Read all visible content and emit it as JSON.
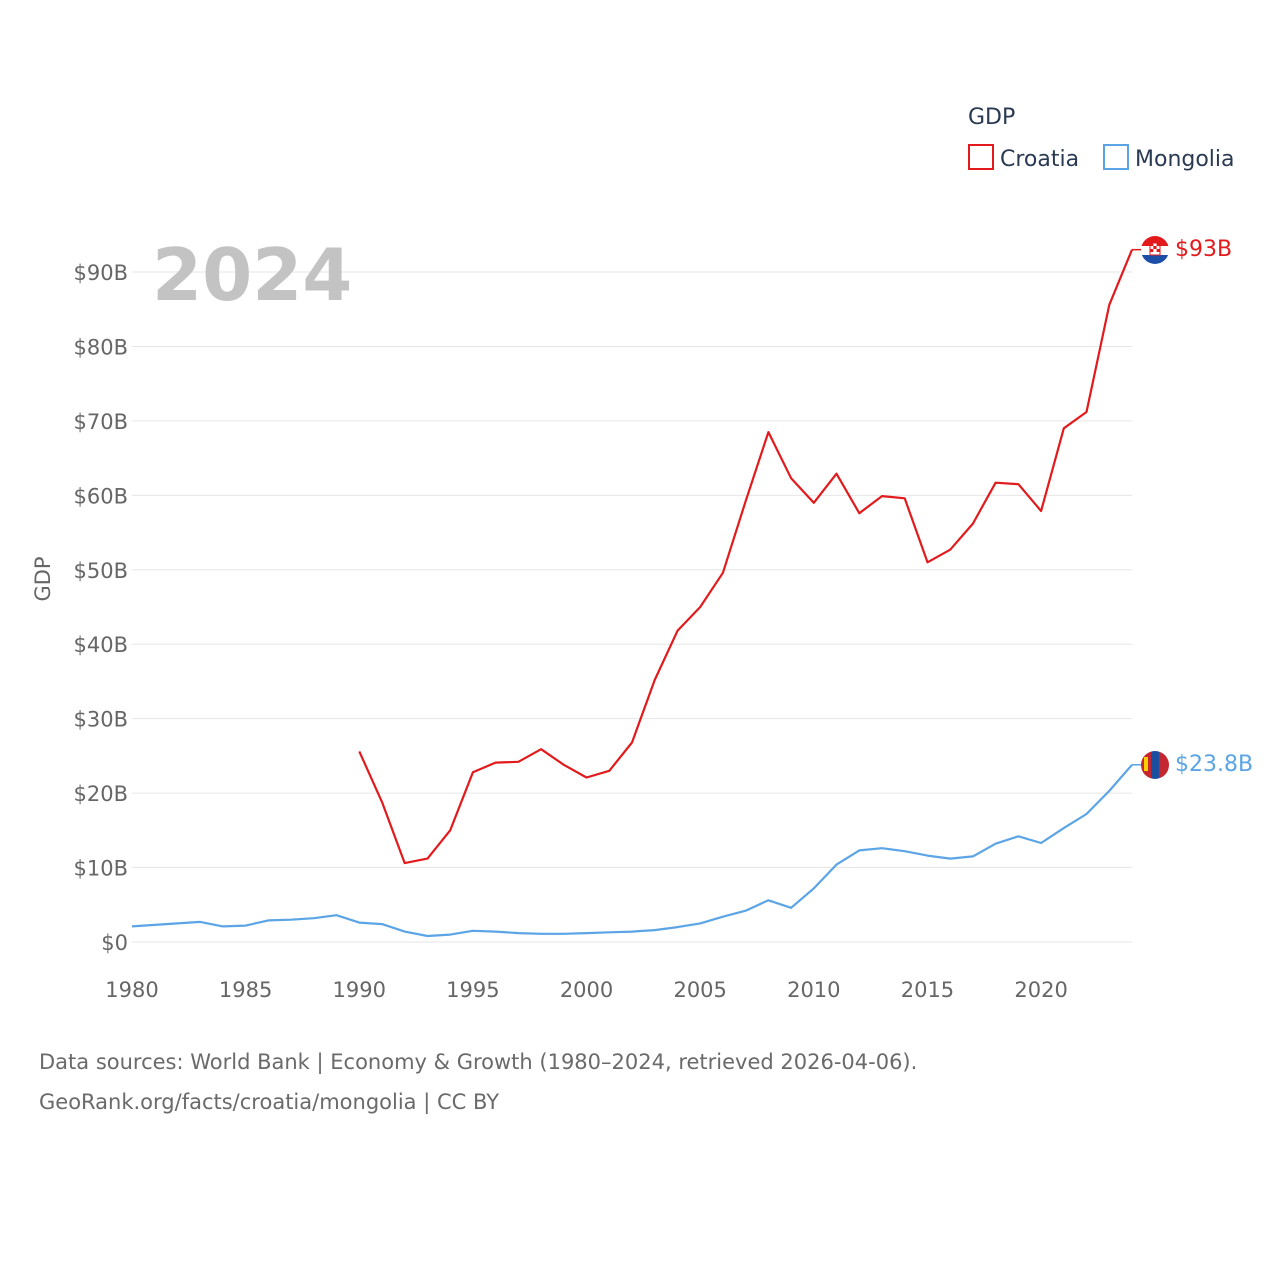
{
  "colors": {
    "croatia": "#e31a1c",
    "mongolia": "#5ba4e5",
    "grid": "#e6e6e6",
    "year": "#c3c3c3"
  },
  "year_label": "2024",
  "legend": {
    "title": "GDP",
    "items": [
      "Croatia",
      "Mongolia"
    ]
  },
  "footer": {
    "line1": "Data sources: World Bank | Economy & Growth (1980–2024, retrieved 2026-04-06).",
    "line2": "GeoRank.org/facts/croatia/mongolia | CC BY"
  },
  "chart_data": {
    "type": "line",
    "title": "",
    "xlabel": "",
    "ylabel": "GDP",
    "xlim": [
      1980,
      2024
    ],
    "ylim": [
      0,
      90
    ],
    "y_unit": "B USD",
    "x_ticks": [
      1980,
      1985,
      1990,
      1995,
      2000,
      2005,
      2010,
      2015,
      2020
    ],
    "y_ticks": [
      0,
      10,
      20,
      30,
      40,
      50,
      60,
      70,
      80,
      90
    ],
    "y_tick_labels": [
      "$0",
      "$10B",
      "$20B",
      "$30B",
      "$40B",
      "$50B",
      "$60B",
      "$70B",
      "$80B",
      "$90B"
    ],
    "grid": true,
    "legend_position": "top-right",
    "series": [
      {
        "name": "Croatia",
        "color": "#e31a1c",
        "end_label": "$93B",
        "x": [
          1990,
          1991,
          1992,
          1993,
          1994,
          1995,
          1996,
          1997,
          1998,
          1999,
          2000,
          2001,
          2002,
          2003,
          2004,
          2005,
          2006,
          2007,
          2008,
          2009,
          2010,
          2011,
          2012,
          2013,
          2014,
          2015,
          2016,
          2017,
          2018,
          2019,
          2020,
          2021,
          2022,
          2023,
          2024
        ],
        "values": [
          25.6,
          18.8,
          10.6,
          11.2,
          15.0,
          22.8,
          24.1,
          24.2,
          25.9,
          23.8,
          22.1,
          23.0,
          26.8,
          35.2,
          41.8,
          45.0,
          49.6,
          59.2,
          68.5,
          62.3,
          59.0,
          62.9,
          57.6,
          59.9,
          59.6,
          51.0,
          52.7,
          56.2,
          61.7,
          61.5,
          57.9,
          69.0,
          71.2,
          85.6,
          93.0
        ]
      },
      {
        "name": "Mongolia",
        "color": "#5ba4e5",
        "end_label": "$23.8B",
        "x": [
          1980,
          1981,
          1982,
          1983,
          1984,
          1985,
          1986,
          1987,
          1988,
          1989,
          1990,
          1991,
          1992,
          1993,
          1994,
          1995,
          1996,
          1997,
          1998,
          1999,
          2000,
          2001,
          2002,
          2003,
          2004,
          2005,
          2006,
          2007,
          2008,
          2009,
          2010,
          2011,
          2012,
          2013,
          2014,
          2015,
          2016,
          2017,
          2018,
          2019,
          2020,
          2021,
          2022,
          2023,
          2024
        ],
        "values": [
          2.1,
          2.3,
          2.5,
          2.7,
          2.1,
          2.2,
          2.9,
          3.0,
          3.2,
          3.6,
          2.6,
          2.4,
          1.4,
          0.8,
          1.0,
          1.5,
          1.4,
          1.2,
          1.1,
          1.1,
          1.2,
          1.3,
          1.4,
          1.6,
          2.0,
          2.5,
          3.4,
          4.2,
          5.6,
          4.6,
          7.2,
          10.4,
          12.3,
          12.6,
          12.2,
          11.6,
          11.2,
          11.5,
          13.2,
          14.2,
          13.3,
          15.3,
          17.2,
          20.3,
          23.8
        ]
      }
    ]
  }
}
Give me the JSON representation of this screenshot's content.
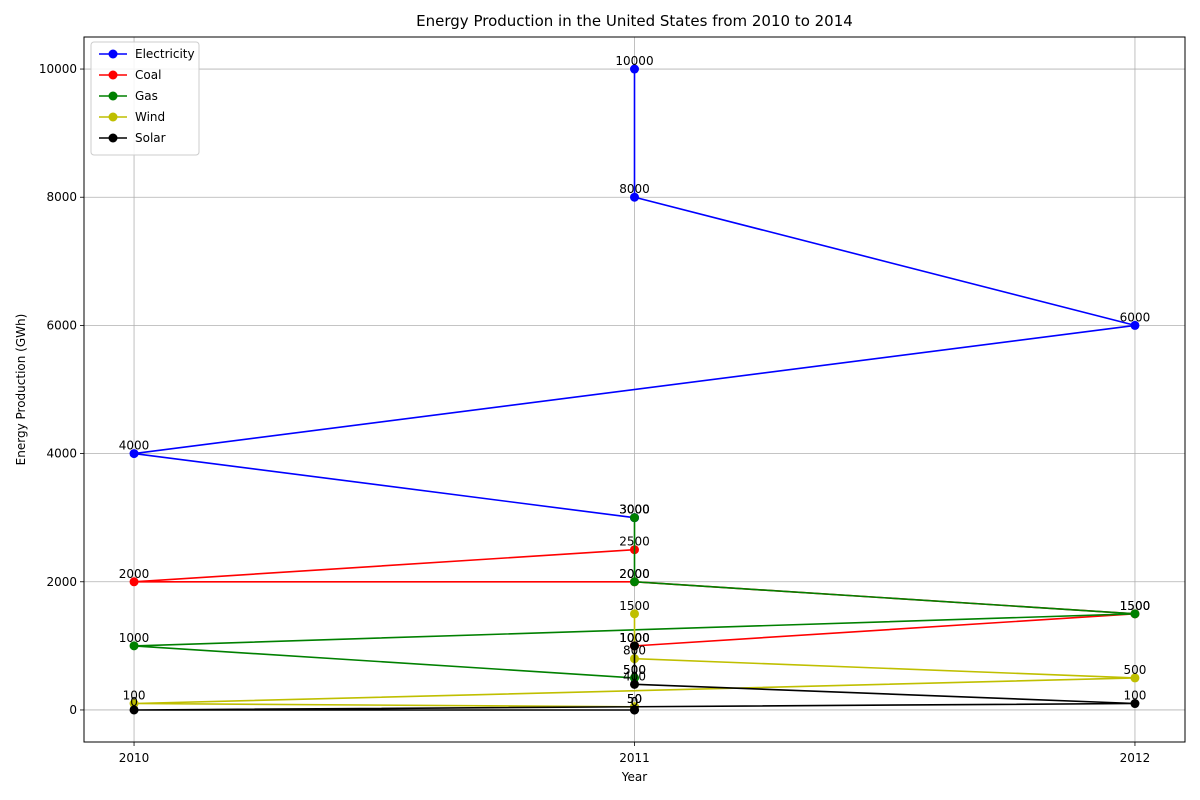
{
  "chart_data": {
    "type": "line",
    "title": "Energy Production in the United States from 2010 to 2014",
    "xlabel": "Year",
    "ylabel": "Energy Production (GWh)",
    "xlim": [
      2009.9,
      2012.1
    ],
    "ylim": [
      -500,
      10500
    ],
    "xticks": [
      2010,
      2011,
      2012
    ],
    "yticks": [
      0,
      2000,
      4000,
      6000,
      8000,
      10000
    ],
    "grid": true,
    "legend_position": "top-left",
    "series": [
      {
        "name": "Electricity",
        "color": "#0000ff",
        "x": [
          2011,
          2011,
          2012,
          2010,
          2011,
          2011
        ],
        "y": [
          10000,
          8000,
          6000,
          4000,
          3000,
          3000
        ]
      },
      {
        "name": "Coal",
        "color": "#ff0000",
        "x": [
          2011,
          2010,
          2011,
          2012,
          2011,
          2011
        ],
        "y": [
          2500,
          2000,
          2000,
          1500,
          1000,
          1000
        ]
      },
      {
        "name": "Gas",
        "color": "#008000",
        "x": [
          2011,
          2011,
          2012,
          2010,
          2011,
          2011
        ],
        "y": [
          3000,
          2000,
          1500,
          1000,
          500,
          500
        ]
      },
      {
        "name": "Wind",
        "color": "#bfbf00",
        "x": [
          2011,
          2011,
          2012,
          2010,
          2011,
          2011
        ],
        "y": [
          1500,
          800,
          500,
          100,
          50,
          50
        ]
      },
      {
        "name": "Solar",
        "color": "#000000",
        "x": [
          2011,
          2011,
          2012,
          2010,
          2011,
          2011
        ],
        "y": [
          1000,
          400,
          100,
          0,
          0,
          0
        ]
      }
    ]
  }
}
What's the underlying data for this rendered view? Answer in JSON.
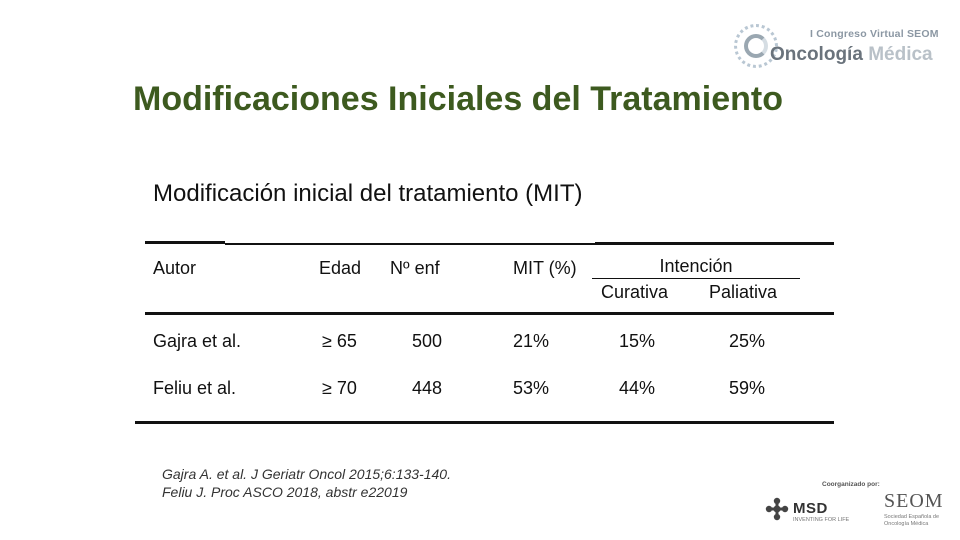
{
  "logo": {
    "congress_line": "I Congreso Virtual SEOM",
    "main_word1": "Oncología",
    "main_word2": "Médica"
  },
  "title": "Modificaciones Iniciales del Tratamiento",
  "subtitle": "Modificación inicial del tratamiento (MIT)",
  "table": {
    "headers": {
      "autor": "Autor",
      "edad": "Edad",
      "n_enf": "Nº enf",
      "mit": "MIT (%)",
      "intencion": "Intención",
      "curativa": "Curativa",
      "paliativa": "Paliativa"
    },
    "rows": [
      {
        "autor": "Gajra et al.",
        "edad": "≥ 65",
        "n_enf": "500",
        "mit": "21%",
        "curativa": "15%",
        "paliativa": "25%"
      },
      {
        "autor": "Feliu et al.",
        "edad": "≥ 70",
        "n_enf": "448",
        "mit": "53%",
        "curativa": "44%",
        "paliativa": "59%"
      }
    ]
  },
  "references": [
    "Gajra A. et al. J Geriatr Oncol 2015;6:133-140.",
    "Feliu J. Proc ASCO 2018, abstr e22019"
  ],
  "sponsors": {
    "coorganized_label": "Coorganizado por:",
    "msd_name": "MSD",
    "msd_tagline": "INVENTING FOR LIFE",
    "seom_name": "SEOM",
    "seom_tagline": "Sociedad Española de Oncología Médica"
  }
}
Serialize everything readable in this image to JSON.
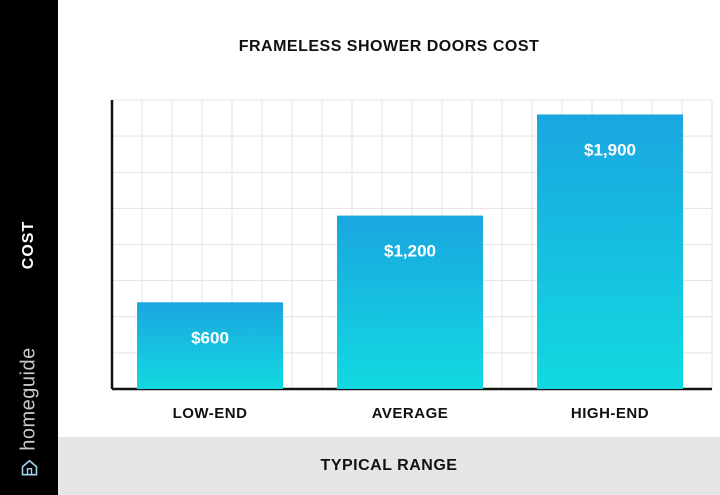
{
  "chart_data": {
    "type": "bar",
    "title": "FRAMELESS SHOWER DOORS COST",
    "xlabel": "TYPICAL RANGE",
    "ylabel": "COST",
    "categories": [
      "LOW-END",
      "AVERAGE",
      "HIGH-END"
    ],
    "values": [
      600,
      1200,
      1900
    ],
    "data_labels": [
      "$600",
      "$1,200",
      "$1,900"
    ],
    "ylim": [
      0,
      2000
    ],
    "grid": true,
    "colors": {
      "bar_top": "#1aa6e0",
      "bar_bottom": "#12d9e0",
      "grid": "#e3e3e3",
      "axis": "#111111"
    }
  },
  "brand": {
    "name": "homeguide",
    "icon": "house-icon"
  }
}
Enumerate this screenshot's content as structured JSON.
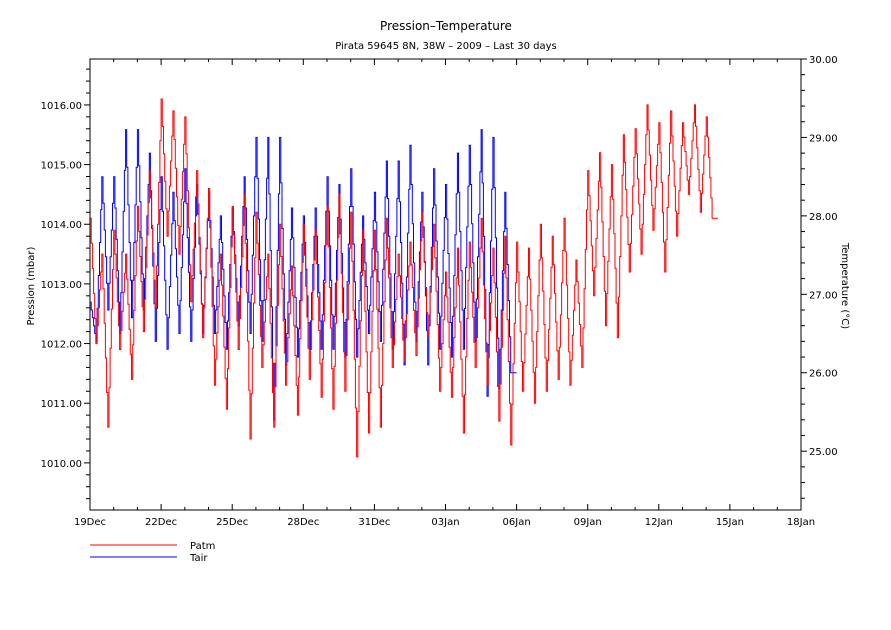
{
  "chart_data": {
    "type": "line",
    "title": "Pression–Temperature",
    "subtitle": "Pirata 59645 8N, 38W – 2009 – Last 30 days",
    "xlabel": "",
    "ylabel": "Pression (mbar)",
    "y2label": "Temperature (°C)",
    "x_unit": "days since 19Dec",
    "xlim": [
      0,
      30
    ],
    "ylim": [
      1009.21,
      1016.77
    ],
    "y2lim": [
      24.25,
      30.0
    ],
    "x_ticks": [
      {
        "value": 0,
        "label": "19Dec"
      },
      {
        "value": 3,
        "label": "22Dec"
      },
      {
        "value": 6,
        "label": "25Dec"
      },
      {
        "value": 9,
        "label": "28Dec"
      },
      {
        "value": 12,
        "label": "31Dec"
      },
      {
        "value": 15,
        "label": "03Jan"
      },
      {
        "value": 18,
        "label": "06Jan"
      },
      {
        "value": 21,
        "label": "09Jan"
      },
      {
        "value": 24,
        "label": "12Jan"
      },
      {
        "value": 27,
        "label": "15Jan"
      },
      {
        "value": 30,
        "label": "18Jan"
      }
    ],
    "y_ticks": [
      {
        "value": 1010,
        "label": "1010.00"
      },
      {
        "value": 1011,
        "label": "1011.00"
      },
      {
        "value": 1012,
        "label": "1012.00"
      },
      {
        "value": 1013,
        "label": "1013.00"
      },
      {
        "value": 1014,
        "label": "1014.00"
      },
      {
        "value": 1015,
        "label": "1015.00"
      },
      {
        "value": 1016,
        "label": "1016.00"
      }
    ],
    "y2_ticks": [
      {
        "value": 25,
        "label": "25.00"
      },
      {
        "value": 26,
        "label": "26.00"
      },
      {
        "value": 27,
        "label": "27.00"
      },
      {
        "value": 28,
        "label": "28.00"
      },
      {
        "value": 29,
        "label": "29.00"
      },
      {
        "value": 30,
        "label": "30.00"
      }
    ],
    "legend_position": "bottom-left",
    "grid": false,
    "series": [
      {
        "name": "Patm",
        "axis": "left",
        "color": "#ff0000",
        "sampling_hours": 6,
        "x_start": 0,
        "values": [
          1014.1,
          1012.0,
          1013.5,
          1010.6,
          1013.9,
          1011.9,
          1013.5,
          1011.4,
          1014.3,
          1012.2,
          1014.9,
          1012.6,
          1016.1,
          1013.8,
          1015.9,
          1013.5,
          1015.8,
          1012.7,
          1014.9,
          1012.1,
          1014.6,
          1011.3,
          1013.5,
          1010.9,
          1014.3,
          1011.9,
          1014.5,
          1010.4,
          1014.2,
          1011.6,
          1013.5,
          1010.6,
          1014.0,
          1011.3,
          1013.3,
          1010.8,
          1014.0,
          1011.4,
          1013.9,
          1011.1,
          1014.3,
          1010.9,
          1014.5,
          1011.2,
          1014.2,
          1010.1,
          1013.9,
          1010.5,
          1013.9,
          1010.6,
          1014.1,
          1011.6,
          1013.5,
          1011.7,
          1013.7,
          1011.8,
          1014.2,
          1012.1,
          1014.0,
          1011.2,
          1013.2,
          1011.1,
          1013.6,
          1010.5,
          1013.7,
          1011.6,
          1014.1,
          1011.3,
          1013.6,
          1010.7,
          1013.8,
          1010.3,
          1013.7,
          1011.2,
          1013.6,
          1011.0,
          1014.0,
          1011.2,
          1013.8,
          1011.4,
          1014.1,
          1011.3,
          1013.4,
          1011.6,
          1014.9,
          1012.8,
          1015.2,
          1012.3,
          1015.0,
          1012.1,
          1015.5,
          1013.2,
          1015.6,
          1013.5,
          1016.0,
          1013.9,
          1015.7,
          1013.2,
          1015.9,
          1013.8,
          1015.7,
          1014.5,
          1016.0,
          1014.2,
          1015.8,
          1014.1
        ]
      },
      {
        "name": "Tair",
        "axis": "right",
        "color": "#0000ff",
        "sampling_hours": 6,
        "x_start": 0,
        "values": [
          26.9,
          26.4,
          28.5,
          26.8,
          28.5,
          26.5,
          29.1,
          26.7,
          29.1,
          26.8,
          28.8,
          26.4,
          28.5,
          26.3,
          28.3,
          26.5,
          28.6,
          26.4,
          28.4,
          26.5,
          28.3,
          26.5,
          28.0,
          26.3,
          28.1,
          26.6,
          28.5,
          26.5,
          29.0,
          26.4,
          29.0,
          25.4,
          29.0,
          26.1,
          28.1,
          26.2,
          28.0,
          26.3,
          28.1,
          26.3,
          28.5,
          26.3,
          28.4,
          26.2,
          28.6,
          26.2,
          28.0,
          26.5,
          28.3,
          26.4,
          28.7,
          26.3,
          28.7,
          26.1,
          28.9,
          26.4,
          28.3,
          26.1,
          28.6,
          26.3,
          28.4,
          26.2,
          28.8,
          26.3,
          28.9,
          26.4,
          29.1,
          25.7,
          29.0,
          25.8,
          28.3,
          26.0
        ]
      }
    ]
  },
  "legend": {
    "items": [
      "Patm",
      "Tair"
    ]
  }
}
########################################
### Task instructions
List every line from the entries above in which "right" appears.

### Problem solution
    "legend_position": "top-right",
        "axis": "right",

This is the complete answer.